**Directions**
Report how many lines contain "Stockton". The answer is a single number.
start
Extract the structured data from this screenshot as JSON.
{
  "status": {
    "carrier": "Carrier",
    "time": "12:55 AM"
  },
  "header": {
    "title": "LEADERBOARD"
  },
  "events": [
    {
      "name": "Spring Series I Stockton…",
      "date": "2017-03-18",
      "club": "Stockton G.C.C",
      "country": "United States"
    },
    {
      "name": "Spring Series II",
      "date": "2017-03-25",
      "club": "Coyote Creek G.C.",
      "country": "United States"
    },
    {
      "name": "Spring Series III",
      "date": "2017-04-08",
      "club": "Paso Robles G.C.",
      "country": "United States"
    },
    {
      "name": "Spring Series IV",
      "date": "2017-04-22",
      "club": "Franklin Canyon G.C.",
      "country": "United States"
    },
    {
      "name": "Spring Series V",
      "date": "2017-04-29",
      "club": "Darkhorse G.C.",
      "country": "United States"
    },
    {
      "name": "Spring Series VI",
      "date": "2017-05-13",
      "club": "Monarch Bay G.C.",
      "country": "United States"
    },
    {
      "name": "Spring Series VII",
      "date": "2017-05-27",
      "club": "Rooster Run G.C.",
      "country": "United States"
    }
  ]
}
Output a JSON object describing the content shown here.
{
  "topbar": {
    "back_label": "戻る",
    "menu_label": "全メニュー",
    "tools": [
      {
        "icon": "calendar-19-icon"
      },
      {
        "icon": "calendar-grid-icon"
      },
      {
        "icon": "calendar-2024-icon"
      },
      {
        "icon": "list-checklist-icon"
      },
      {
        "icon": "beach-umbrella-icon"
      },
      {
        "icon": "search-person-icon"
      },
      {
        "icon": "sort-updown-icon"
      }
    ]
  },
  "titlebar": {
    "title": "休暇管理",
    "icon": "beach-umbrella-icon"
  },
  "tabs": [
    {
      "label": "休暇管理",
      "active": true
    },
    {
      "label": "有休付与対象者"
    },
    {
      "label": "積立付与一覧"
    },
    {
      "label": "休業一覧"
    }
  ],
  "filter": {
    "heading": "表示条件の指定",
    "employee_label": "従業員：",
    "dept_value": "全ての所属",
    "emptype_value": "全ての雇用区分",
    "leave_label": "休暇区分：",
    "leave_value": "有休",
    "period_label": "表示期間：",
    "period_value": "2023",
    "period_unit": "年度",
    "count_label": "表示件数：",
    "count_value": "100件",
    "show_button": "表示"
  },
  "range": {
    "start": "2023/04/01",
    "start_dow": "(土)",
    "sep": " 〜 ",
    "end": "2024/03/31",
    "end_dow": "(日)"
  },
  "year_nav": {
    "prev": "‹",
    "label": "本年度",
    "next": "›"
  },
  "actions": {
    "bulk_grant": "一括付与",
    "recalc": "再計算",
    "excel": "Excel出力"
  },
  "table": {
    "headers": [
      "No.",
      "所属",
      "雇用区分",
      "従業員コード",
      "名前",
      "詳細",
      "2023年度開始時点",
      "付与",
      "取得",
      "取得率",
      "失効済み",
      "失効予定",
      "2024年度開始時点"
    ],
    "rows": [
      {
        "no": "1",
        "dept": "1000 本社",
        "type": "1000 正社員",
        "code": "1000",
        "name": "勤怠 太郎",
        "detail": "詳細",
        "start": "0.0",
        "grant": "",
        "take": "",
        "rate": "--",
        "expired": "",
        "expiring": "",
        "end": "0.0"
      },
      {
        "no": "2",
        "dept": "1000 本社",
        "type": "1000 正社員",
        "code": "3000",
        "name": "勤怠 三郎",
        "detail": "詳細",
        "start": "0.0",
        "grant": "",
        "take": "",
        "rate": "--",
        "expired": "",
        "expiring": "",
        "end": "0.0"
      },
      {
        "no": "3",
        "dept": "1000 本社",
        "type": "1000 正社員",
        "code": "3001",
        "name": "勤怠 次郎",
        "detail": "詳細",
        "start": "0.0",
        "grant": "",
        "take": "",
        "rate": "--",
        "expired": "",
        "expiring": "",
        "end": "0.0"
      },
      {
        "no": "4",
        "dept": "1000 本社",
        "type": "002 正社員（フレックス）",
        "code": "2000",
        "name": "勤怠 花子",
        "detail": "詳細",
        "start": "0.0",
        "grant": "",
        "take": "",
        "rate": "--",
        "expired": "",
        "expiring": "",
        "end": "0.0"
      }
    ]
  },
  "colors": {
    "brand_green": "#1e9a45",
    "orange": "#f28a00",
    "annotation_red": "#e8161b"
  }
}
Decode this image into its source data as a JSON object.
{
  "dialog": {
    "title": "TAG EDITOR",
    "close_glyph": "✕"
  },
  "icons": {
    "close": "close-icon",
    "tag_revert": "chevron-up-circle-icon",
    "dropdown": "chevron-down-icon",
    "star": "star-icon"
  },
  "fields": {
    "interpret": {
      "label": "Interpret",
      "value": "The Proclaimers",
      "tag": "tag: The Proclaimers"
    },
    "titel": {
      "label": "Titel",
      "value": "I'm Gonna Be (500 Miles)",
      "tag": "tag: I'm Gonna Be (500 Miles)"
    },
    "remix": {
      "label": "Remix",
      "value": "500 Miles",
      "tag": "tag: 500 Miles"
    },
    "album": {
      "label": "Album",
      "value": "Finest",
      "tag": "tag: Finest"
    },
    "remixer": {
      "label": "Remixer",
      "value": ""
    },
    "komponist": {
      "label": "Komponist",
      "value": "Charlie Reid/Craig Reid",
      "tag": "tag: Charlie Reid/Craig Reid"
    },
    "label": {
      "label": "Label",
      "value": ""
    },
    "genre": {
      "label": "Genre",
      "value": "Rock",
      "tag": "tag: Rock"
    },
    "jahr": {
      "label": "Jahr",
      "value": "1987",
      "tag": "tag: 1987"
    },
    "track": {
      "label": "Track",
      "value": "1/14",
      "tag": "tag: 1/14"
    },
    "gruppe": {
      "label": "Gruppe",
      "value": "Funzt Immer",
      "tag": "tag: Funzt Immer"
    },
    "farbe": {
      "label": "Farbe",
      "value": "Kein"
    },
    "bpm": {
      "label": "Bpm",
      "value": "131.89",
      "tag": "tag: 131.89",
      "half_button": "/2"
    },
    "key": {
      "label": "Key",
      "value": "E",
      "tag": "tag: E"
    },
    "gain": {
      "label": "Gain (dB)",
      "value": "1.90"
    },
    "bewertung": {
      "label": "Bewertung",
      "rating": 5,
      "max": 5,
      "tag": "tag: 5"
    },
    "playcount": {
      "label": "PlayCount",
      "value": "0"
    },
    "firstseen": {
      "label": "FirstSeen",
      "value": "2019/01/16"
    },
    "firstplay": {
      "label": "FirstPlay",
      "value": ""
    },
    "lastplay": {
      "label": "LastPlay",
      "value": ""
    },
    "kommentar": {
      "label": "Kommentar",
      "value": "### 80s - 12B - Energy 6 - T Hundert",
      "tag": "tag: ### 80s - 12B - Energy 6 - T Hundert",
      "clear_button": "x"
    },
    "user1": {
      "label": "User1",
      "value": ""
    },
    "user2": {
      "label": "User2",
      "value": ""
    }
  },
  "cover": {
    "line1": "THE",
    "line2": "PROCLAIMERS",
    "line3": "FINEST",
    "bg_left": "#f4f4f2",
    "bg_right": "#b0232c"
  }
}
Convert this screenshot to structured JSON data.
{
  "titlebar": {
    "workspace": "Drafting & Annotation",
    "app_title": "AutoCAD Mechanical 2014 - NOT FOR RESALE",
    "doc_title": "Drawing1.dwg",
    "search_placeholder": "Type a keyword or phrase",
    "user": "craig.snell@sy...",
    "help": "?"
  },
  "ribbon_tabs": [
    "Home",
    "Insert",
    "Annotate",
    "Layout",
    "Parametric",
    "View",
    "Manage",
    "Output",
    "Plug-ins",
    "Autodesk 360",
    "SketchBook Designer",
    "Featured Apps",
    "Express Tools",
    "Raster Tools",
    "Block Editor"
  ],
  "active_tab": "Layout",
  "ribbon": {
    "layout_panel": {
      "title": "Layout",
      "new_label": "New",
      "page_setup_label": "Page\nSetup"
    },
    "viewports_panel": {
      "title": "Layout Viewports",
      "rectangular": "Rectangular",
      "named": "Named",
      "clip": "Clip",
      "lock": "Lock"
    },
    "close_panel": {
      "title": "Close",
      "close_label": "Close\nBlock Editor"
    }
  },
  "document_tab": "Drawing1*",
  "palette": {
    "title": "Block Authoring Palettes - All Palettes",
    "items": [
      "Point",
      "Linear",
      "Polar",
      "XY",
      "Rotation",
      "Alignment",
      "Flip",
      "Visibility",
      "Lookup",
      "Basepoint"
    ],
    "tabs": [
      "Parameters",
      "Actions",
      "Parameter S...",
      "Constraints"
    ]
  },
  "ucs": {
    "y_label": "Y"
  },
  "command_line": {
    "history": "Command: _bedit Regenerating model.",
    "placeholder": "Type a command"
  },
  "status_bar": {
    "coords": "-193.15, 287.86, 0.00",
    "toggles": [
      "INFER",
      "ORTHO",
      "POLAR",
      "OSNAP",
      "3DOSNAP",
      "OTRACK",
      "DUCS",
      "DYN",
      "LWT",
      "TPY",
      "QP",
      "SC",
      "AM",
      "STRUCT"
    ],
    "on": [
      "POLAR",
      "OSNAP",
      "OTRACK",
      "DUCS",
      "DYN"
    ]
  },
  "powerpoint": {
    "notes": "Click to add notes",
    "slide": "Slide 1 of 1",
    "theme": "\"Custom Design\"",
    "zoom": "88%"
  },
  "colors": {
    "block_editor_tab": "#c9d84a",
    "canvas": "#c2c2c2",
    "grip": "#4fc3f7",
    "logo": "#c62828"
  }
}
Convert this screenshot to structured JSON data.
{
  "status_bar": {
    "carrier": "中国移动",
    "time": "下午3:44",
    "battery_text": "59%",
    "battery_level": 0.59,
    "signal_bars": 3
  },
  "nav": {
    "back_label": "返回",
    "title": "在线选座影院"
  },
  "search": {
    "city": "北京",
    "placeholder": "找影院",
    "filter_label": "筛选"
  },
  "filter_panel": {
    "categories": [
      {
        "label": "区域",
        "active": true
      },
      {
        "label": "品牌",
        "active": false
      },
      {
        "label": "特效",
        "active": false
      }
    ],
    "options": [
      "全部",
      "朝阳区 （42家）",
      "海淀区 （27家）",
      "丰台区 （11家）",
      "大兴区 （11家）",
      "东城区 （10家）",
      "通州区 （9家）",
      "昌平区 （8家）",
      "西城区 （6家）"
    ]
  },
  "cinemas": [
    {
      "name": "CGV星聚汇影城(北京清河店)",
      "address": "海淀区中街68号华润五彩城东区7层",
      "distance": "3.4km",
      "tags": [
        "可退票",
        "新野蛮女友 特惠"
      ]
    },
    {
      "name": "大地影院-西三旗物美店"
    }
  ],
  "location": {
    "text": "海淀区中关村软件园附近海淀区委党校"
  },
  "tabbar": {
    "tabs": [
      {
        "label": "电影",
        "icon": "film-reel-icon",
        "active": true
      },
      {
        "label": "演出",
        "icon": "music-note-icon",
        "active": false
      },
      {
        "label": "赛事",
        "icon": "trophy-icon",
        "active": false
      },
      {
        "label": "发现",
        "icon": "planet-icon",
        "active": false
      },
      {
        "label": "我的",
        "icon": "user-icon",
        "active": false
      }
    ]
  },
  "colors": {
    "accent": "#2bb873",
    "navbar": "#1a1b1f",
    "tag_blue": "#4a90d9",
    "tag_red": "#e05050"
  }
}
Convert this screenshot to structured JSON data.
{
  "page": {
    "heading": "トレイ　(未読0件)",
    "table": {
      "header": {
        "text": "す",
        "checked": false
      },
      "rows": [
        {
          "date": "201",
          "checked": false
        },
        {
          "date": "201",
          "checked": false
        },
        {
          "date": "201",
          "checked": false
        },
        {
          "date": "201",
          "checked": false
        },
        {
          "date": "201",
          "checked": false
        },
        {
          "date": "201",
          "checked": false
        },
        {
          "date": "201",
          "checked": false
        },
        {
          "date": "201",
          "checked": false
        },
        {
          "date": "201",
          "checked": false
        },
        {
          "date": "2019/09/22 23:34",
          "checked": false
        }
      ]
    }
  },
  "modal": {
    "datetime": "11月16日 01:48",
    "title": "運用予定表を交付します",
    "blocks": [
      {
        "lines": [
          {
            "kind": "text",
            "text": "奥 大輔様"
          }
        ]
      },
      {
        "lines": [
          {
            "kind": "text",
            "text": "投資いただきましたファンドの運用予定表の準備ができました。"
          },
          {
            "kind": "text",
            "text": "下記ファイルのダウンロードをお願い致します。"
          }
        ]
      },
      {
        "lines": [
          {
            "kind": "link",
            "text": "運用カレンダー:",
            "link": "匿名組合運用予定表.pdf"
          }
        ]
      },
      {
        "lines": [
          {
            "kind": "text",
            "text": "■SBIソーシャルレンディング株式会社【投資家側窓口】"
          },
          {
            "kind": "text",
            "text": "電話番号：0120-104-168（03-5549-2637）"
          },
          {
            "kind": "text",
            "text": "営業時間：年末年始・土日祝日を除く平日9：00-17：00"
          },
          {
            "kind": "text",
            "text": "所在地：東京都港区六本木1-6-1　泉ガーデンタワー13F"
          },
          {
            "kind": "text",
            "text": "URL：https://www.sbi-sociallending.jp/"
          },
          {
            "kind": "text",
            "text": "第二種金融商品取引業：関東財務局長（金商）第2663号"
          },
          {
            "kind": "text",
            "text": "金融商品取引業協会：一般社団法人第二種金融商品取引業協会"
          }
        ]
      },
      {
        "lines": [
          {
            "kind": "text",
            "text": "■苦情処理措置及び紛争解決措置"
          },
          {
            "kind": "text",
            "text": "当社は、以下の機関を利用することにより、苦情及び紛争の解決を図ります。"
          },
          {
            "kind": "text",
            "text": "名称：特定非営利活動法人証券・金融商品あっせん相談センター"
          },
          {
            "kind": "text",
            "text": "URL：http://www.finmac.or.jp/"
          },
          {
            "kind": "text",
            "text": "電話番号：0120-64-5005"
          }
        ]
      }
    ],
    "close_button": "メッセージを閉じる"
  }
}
end
**Written answer**
2